Go through the listing below and list every line with "Intensity".

————

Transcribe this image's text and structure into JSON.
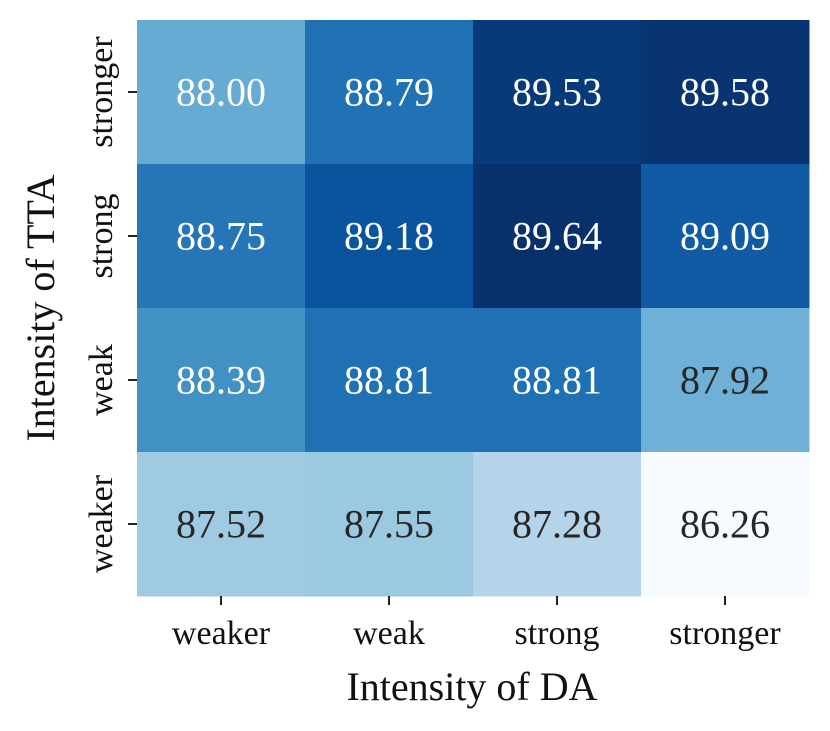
{
  "chart_data": {
    "type": "heatmap",
    "xlabel": "Intensity of DA",
    "ylabel": "Intensity of TTA",
    "x_categories": [
      "weaker",
      "weak",
      "strong",
      "stronger"
    ],
    "y_categories": [
      "stronger",
      "strong",
      "weak",
      "weaker"
    ],
    "values": [
      [
        88.0,
        88.79,
        89.53,
        89.58
      ],
      [
        88.75,
        89.18,
        89.64,
        89.09
      ],
      [
        88.39,
        88.81,
        88.81,
        87.92
      ],
      [
        87.52,
        87.55,
        87.28,
        86.26
      ]
    ],
    "labels": [
      [
        "88.00",
        "88.79",
        "89.53",
        "89.58"
      ],
      [
        "88.75",
        "89.18",
        "89.64",
        "89.09"
      ],
      [
        "88.39",
        "88.81",
        "88.81",
        "87.92"
      ],
      [
        "87.52",
        "87.55",
        "87.28",
        "86.26"
      ]
    ],
    "colormap": "Blues",
    "colorbar": false
  }
}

————

The response:
    "xlabel": "Intensity of DA",
    "ylabel": "Intensity of TTA",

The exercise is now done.